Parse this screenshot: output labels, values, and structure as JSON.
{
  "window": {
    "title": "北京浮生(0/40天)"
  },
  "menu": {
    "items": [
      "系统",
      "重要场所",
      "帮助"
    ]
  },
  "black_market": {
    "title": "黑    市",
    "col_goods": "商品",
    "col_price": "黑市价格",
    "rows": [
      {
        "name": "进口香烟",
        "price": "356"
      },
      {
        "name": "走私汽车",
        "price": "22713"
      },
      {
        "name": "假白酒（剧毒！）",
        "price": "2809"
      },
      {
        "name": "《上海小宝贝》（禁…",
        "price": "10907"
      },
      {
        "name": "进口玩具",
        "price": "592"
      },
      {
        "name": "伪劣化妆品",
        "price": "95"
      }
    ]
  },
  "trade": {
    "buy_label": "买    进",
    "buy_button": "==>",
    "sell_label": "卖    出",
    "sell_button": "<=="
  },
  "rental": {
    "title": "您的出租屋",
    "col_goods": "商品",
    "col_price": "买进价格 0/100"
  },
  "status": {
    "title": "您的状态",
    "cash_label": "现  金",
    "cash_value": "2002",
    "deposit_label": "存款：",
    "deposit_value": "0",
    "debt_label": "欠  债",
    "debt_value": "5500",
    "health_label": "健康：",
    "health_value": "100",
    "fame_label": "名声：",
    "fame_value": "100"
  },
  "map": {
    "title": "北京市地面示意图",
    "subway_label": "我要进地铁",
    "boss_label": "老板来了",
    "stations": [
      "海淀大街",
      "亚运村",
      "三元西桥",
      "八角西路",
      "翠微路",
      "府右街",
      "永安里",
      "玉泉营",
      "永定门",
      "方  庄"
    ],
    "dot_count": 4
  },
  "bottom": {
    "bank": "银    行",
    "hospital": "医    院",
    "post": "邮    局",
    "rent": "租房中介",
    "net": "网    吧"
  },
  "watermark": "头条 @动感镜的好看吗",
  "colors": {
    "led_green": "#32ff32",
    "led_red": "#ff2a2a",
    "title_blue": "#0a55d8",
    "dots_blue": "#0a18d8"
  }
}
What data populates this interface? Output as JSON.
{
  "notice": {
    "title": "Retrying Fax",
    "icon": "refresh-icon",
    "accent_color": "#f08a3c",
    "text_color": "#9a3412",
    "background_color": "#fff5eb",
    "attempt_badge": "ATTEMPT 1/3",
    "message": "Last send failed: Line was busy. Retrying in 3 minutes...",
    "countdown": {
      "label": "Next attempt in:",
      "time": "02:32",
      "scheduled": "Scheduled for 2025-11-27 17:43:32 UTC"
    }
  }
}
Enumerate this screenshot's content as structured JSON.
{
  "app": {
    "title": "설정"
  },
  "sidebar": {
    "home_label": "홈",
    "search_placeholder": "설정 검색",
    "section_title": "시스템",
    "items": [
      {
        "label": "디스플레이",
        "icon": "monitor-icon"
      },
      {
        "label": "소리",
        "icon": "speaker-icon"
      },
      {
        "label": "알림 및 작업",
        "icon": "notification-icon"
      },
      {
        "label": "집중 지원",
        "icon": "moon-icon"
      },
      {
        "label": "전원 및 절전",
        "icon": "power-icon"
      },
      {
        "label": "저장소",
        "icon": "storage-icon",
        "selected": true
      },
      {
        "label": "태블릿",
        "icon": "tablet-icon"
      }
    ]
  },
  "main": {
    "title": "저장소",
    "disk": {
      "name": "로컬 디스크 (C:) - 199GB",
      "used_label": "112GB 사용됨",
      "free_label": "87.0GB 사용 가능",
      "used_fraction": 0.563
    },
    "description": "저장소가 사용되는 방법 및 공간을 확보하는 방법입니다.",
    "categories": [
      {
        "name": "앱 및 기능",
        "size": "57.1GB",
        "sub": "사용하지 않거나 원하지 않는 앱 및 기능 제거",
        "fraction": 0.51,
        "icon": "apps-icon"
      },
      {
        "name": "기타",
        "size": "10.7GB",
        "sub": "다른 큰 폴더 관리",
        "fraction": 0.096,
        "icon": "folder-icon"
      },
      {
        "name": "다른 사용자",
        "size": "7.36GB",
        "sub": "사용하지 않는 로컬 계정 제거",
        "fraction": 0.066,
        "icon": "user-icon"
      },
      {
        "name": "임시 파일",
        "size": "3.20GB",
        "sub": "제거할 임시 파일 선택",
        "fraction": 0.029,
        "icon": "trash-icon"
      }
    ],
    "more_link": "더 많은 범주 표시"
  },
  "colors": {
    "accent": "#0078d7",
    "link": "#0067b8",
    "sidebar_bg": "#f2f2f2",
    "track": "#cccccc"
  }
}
_ _ _ _ _ _ _
- _What the exercise asks_
Copy out the material word for word and line for line.

- _Solution to this exercise_
Parse this screenshot: output labels, values, and structure as JSON.
{
  "window": {
    "title": "北京浮生(0/40天)"
  },
  "menu": {
    "items": [
      "系统",
      "重要场所",
      "帮助"
    ]
  },
  "black_market": {
    "title": "黑    市",
    "col_goods": "商品",
    "col_price": "黑市价格",
    "rows": [
      {
        "name": "进口香烟",
        "price": "356"
      },
      {
        "name": "走私汽车",
        "price": "22713"
      },
      {
        "name": "假白酒（剧毒！）",
        "price": "2809"
      },
      {
        "name": "《上海小宝贝》（禁…",
        "price": "10907"
      },
      {
        "name": "进口玩具",
        "price": "592"
      },
      {
        "name": "伪劣化妆品",
        "price": "95"
      }
    ]
  },
  "trade": {
    "buy_label": "买    进",
    "buy_button": "==>",
    "sell_label": "卖    出",
    "sell_button": "<=="
  },
  "rental": {
    "title": "您的出租屋",
    "col_goods": "商品",
    "col_price": "买进价格 0/100"
  },
  "status": {
    "title": "您的状态",
    "cash_label": "现  金",
    "cash_value": "2002",
    "deposit_label": "存款：",
    "deposit_value": "0",
    "debt_label": "欠  债",
    "debt_value": "5500",
    "health_label": "健康：",
    "health_value": "100",
    "fame_label": "名声：",
    "fame_value": "100"
  },
  "map": {
    "title": "北京市地面示意图",
    "subway_label": "我要进地铁",
    "boss_label": "老板来了",
    "stations": [
      "海淀大街",
      "亚运村",
      "三元西桥",
      "八角西路",
      "翠微路",
      "府右街",
      "永安里",
      "玉泉营",
      "永定门",
      "方  庄"
    ],
    "dot_count": 4
  },
  "bottom": {
    "bank": "银    行",
    "hospital": "医    院",
    "post": "邮    局",
    "rent": "租房中介",
    "net": "网    吧"
  },
  "watermark": "头条 @动感镜的好看吗",
  "colors": {
    "led_green": "#32ff32",
    "led_red": "#ff2a2a",
    "title_blue": "#0a55d8",
    "dots_blue": "#0a18d8"
  }
}
What data populates this interface? Output as JSON.
{
  "notice": {
    "title": "Retrying Fax",
    "icon": "refresh-icon",
    "accent_color": "#f08a3c",
    "text_color": "#9a3412",
    "background_color": "#fff5eb",
    "attempt_badge": "ATTEMPT 1/3",
    "message": "Last send failed: Line was busy. Retrying in 3 minutes...",
    "countdown": {
      "label": "Next attempt in:",
      "time": "02:32",
      "scheduled": "Scheduled for 2025-11-27 17:43:32 UTC"
    }
  }
}
Enumerate this screenshot's content as structured JSON.
{
  "app": {
    "title": "설정"
  },
  "sidebar": {
    "home_label": "홈",
    "search_placeholder": "설정 검색",
    "section_title": "시스템",
    "items": [
      {
        "label": "디스플레이",
        "icon": "monitor-icon"
      },
      {
        "label": "소리",
        "icon": "speaker-icon"
      },
      {
        "label": "알림 및 작업",
        "icon": "notification-icon"
      },
      {
        "label": "집중 지원",
        "icon": "moon-icon"
      },
      {
        "label": "전원 및 절전",
        "icon": "power-icon"
      },
      {
        "label": "저장소",
        "icon": "storage-icon",
        "selected": true
      },
      {
        "label": "태블릿",
        "icon": "tablet-icon"
      }
    ]
  },
  "main": {
    "title": "저장소",
    "disk": {
      "name": "로컬 디스크 (C:) - 199GB",
      "used_label": "112GB 사용됨",
      "free_label": "87.0GB 사용 가능",
      "used_fraction": 0.563
    },
    "description": "저장소가 사용되는 방법 및 공간을 확보하는 방법입니다.",
    "categories": [
      {
        "name": "앱 및 기능",
        "size": "57.1GB",
        "sub": "사용하지 않거나 원하지 않는 앱 및 기능 제거",
        "fraction": 0.51,
        "icon": "apps-icon"
      },
      {
        "name": "기타",
        "size": "10.7GB",
        "sub": "다른 큰 폴더 관리",
        "fraction": 0.096,
        "icon": "folder-icon"
      },
      {
        "name": "다른 사용자",
        "size": "7.36GB",
        "sub": "사용하지 않는 로컬 계정 제거",
        "fraction": 0.066,
        "icon": "user-icon"
      },
      {
        "name": "임시 파일",
        "size": "3.20GB",
        "sub": "제거할 임시 파일 선택",
        "fraction": 0.029,
        "icon": "trash-icon"
      }
    ],
    "more_link": "더 많은 범주 표시"
  },
  "colors": {
    "accent": "#0078d7",
    "link": "#0067b8",
    "sidebar_bg": "#f2f2f2",
    "track": "#cccccc"
  }
}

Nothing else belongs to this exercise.